Modifications to be made: As suggested by Reviewer 1, we will keep
Eq. (2) as our main result, to avoid any confusion.
C. Impossible
convergence (Reviewer 4).
We believe that the confusion here
originates from our choice of performance metric, as discussed in B.
above. There is no contradiction in the paper. Consider the example
proposed by Reviewer 4. Then in Eq. (1), we have $k^2 (s_{k+1})^2/mn$ on
the right-hand side. Thus, since $s_1 = ... = s_{2k}$, Eq. (1) means
$\|M^{(k)}-\hat{M}^{(k)}\|_F^2 = O(k \times \|M^{(k)}\|_F^2 + ...)$ which
implies that the singular vectors of $M^{(k)}$ and $\hat{M}^{(k)}$ could
be totally different. So indeed in this example, Eq. (1) still holds, and
does not yield any contradiction.

:: Box annotation data ::
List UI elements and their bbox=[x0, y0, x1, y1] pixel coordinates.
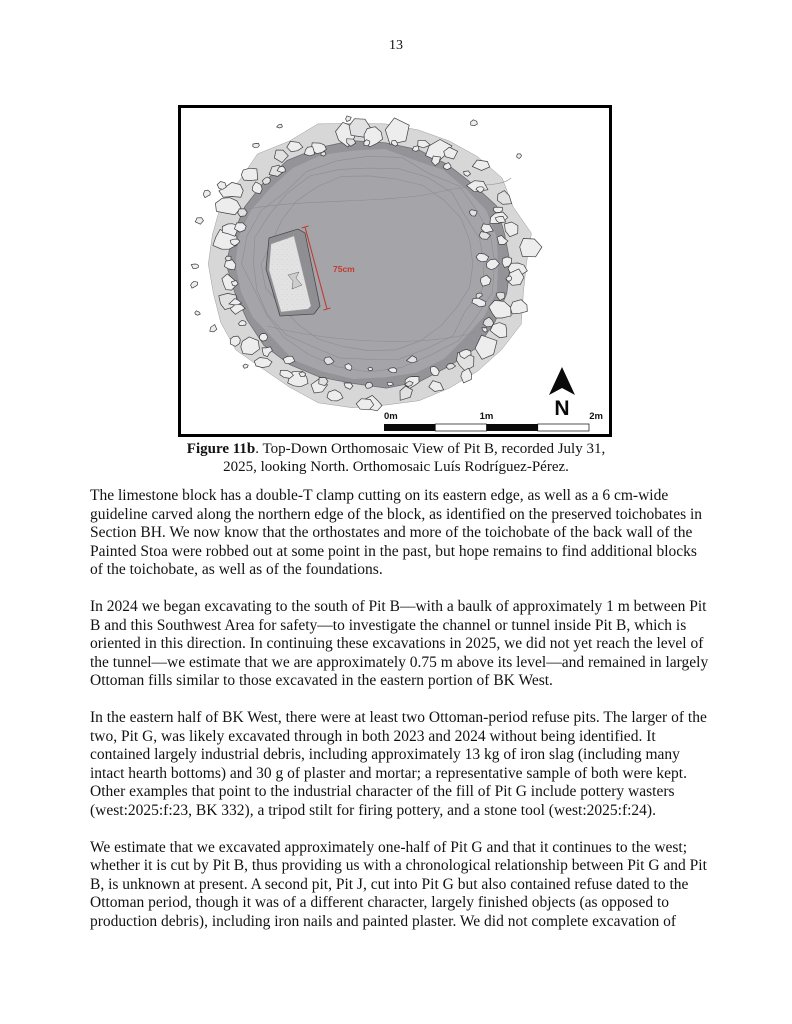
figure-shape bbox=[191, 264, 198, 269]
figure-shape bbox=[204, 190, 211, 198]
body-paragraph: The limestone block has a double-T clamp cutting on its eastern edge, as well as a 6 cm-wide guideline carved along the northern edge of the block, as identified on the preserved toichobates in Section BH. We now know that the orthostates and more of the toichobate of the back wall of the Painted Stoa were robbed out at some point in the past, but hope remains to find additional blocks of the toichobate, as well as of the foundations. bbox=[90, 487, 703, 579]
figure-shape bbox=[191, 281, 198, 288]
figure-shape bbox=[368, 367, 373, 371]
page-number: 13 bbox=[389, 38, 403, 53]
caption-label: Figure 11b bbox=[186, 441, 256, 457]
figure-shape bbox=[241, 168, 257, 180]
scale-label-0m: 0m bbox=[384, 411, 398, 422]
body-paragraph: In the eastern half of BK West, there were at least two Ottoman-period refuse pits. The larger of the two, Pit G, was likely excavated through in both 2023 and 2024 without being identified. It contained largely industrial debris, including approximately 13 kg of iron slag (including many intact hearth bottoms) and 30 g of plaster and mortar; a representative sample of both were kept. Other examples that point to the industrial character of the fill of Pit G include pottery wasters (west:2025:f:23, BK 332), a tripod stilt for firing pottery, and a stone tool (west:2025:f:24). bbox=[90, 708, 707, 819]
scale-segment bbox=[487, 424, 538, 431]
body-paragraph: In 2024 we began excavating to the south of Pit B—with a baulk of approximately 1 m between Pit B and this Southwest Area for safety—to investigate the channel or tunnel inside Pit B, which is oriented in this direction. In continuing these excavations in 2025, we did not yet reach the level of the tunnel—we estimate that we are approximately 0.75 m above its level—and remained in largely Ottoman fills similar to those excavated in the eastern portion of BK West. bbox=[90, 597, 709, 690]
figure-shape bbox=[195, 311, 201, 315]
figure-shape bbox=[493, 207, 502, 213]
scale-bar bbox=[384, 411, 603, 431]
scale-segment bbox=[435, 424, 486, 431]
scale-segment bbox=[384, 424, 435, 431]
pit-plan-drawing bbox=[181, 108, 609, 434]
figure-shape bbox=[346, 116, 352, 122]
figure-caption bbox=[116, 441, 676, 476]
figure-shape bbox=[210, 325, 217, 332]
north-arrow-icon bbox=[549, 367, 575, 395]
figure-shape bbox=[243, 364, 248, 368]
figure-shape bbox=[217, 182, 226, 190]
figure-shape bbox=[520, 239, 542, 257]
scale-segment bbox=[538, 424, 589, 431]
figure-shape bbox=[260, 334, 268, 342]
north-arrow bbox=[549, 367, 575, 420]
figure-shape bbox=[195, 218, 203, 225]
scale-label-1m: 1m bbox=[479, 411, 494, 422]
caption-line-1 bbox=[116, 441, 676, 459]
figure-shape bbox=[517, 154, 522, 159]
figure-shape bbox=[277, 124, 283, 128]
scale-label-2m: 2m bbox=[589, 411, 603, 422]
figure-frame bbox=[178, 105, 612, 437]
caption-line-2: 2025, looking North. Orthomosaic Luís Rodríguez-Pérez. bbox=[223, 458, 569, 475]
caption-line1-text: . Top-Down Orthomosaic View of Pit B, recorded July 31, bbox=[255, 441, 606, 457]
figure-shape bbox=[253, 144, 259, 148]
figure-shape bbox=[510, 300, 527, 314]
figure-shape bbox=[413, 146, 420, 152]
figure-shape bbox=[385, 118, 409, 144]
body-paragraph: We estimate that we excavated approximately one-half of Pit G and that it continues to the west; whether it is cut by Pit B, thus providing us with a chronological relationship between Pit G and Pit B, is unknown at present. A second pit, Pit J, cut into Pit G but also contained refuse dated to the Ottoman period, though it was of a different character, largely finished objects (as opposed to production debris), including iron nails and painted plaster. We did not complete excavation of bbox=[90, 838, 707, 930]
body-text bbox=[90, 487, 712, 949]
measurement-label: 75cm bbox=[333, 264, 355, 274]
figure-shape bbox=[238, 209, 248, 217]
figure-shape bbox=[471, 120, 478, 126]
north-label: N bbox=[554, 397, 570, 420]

==

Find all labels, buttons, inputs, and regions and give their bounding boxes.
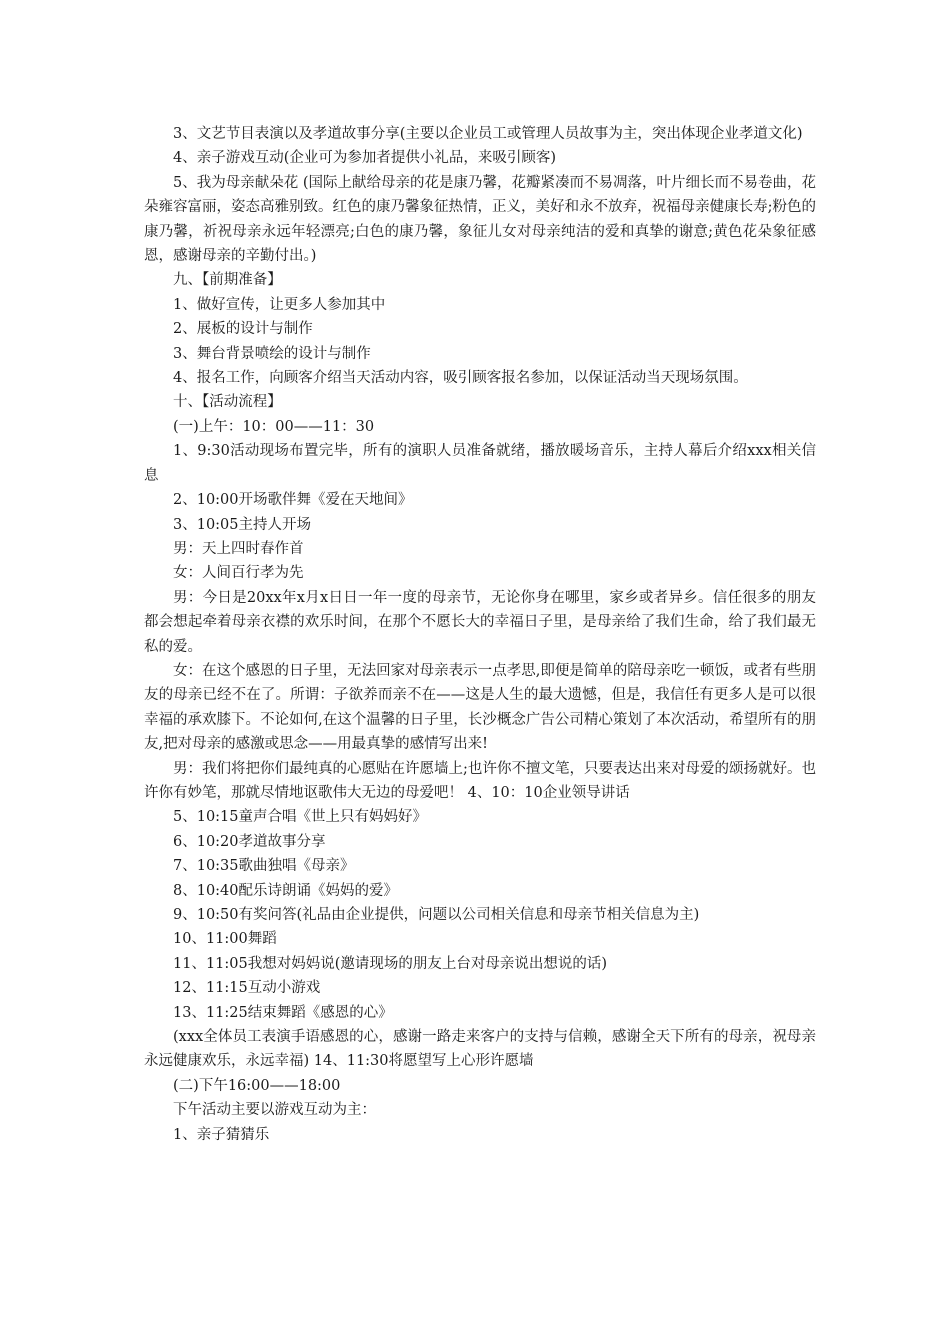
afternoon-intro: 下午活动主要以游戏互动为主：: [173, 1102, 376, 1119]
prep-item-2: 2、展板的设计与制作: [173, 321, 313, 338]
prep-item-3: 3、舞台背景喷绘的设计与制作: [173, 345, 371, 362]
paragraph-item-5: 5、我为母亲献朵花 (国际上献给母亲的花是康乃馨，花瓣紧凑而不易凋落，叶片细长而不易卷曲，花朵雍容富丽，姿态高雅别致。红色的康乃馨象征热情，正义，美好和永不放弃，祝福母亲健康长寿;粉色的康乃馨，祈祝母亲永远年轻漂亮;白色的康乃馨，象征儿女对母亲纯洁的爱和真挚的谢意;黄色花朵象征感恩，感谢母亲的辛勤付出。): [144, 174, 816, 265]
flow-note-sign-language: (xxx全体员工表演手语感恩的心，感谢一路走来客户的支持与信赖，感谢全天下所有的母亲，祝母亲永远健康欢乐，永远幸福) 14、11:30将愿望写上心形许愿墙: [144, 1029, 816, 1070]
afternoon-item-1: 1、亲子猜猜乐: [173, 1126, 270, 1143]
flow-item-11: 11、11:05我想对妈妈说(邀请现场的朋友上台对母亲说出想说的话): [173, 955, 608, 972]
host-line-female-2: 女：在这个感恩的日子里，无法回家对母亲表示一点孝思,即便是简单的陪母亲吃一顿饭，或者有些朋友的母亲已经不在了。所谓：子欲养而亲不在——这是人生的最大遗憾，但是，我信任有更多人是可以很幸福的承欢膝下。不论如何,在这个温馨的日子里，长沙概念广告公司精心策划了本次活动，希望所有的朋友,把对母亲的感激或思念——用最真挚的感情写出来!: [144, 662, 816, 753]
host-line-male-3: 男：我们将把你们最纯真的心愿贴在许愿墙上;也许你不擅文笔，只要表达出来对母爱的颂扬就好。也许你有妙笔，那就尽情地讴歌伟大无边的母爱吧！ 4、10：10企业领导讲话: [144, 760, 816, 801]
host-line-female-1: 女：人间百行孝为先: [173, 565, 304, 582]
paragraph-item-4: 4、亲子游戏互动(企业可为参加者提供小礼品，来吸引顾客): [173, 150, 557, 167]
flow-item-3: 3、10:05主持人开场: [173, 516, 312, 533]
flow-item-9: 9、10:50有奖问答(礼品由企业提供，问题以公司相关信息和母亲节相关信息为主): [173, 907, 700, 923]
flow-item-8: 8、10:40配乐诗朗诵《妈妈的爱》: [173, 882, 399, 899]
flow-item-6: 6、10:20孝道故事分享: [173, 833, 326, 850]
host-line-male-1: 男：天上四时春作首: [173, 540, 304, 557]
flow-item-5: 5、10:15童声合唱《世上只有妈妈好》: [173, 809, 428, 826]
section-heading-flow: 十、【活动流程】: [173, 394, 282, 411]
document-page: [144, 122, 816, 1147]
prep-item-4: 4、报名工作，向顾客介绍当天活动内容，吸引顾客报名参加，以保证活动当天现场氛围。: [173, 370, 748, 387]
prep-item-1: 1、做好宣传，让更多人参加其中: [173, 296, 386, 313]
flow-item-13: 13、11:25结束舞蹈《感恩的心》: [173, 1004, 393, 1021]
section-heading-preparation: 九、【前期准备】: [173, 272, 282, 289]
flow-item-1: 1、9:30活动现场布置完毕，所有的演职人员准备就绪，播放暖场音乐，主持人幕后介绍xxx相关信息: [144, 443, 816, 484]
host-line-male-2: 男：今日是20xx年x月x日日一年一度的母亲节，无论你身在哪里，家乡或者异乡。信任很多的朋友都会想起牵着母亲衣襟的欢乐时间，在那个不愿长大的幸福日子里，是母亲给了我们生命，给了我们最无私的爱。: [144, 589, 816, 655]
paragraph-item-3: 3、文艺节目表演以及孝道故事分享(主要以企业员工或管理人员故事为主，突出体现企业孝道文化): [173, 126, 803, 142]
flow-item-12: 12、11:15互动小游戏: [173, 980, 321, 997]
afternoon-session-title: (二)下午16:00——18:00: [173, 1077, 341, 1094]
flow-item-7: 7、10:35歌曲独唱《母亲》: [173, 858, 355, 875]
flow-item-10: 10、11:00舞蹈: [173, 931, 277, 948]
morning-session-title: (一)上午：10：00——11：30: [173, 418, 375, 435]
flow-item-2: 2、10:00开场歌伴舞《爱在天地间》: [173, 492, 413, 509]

:: Goal 1 ::
In the reviewer response, what is said to be the origin of the confusion about convergence?
:: Goal 2 ::
Do the following statements agree with the reviewer response? Answer yes or no for each and quote the words that decide it.
(a) Eq. (2) will be kept as the main result, as Reviewer 1 suggested.
(b) The example under discussion was proposed by Reviewer 1.
(c) In that example, Eq. (1) leads to a contradiction.
:: Goal 3 ::
Write the next few sentences of the reviewer response, starting after its last sentence.

:: Final result 1 ::
The authors' choice of performance metric.

:: Final result 2 ::
(a) Yes: "As suggested by Reviewer 1, we will keep Eq. (2) as our main result"
(b) No: "Consider the example proposed by Reviewer 4."
(c) No: "Eq. (1) still holds, and does not yield any contradiction."

:: Final result 3 ::
D. About Boutsidis &
Woodruff 2015 paper.
The two-pass streaming PCA algorithm in [1]
finds k orthonormal columns U with O(mk + poly(k,\epsilon)) memory space
and O(mn\log(k/\epsilon)+...) running time, whereas our SLA algorithm finds
both U and V in one-pass for random input order or in two-pass streaming
for any arbitrary input order with O(k(m+n)) memory space and O(\delta k
mn) running time. The PCA algorithm requires one more pass to extract V
from U. In addition, the running complexity of SLA to find both U and V is
much lower than the running complexity of the PCA algorithm to find U. We
also have a concern on Theorem 38 of [1] (the theorem stating the result
for the two-pass streaming PCA). It is not clear why they do not take into
account the space to store the sketching matrix W and embedding matrices
T_left and T_right. If W and T are not in the memory space, they have to
be generated by given seeds for every column, which increases the running
time a lot more.
[1] Boutsidis & Woodruff, 25 Apr.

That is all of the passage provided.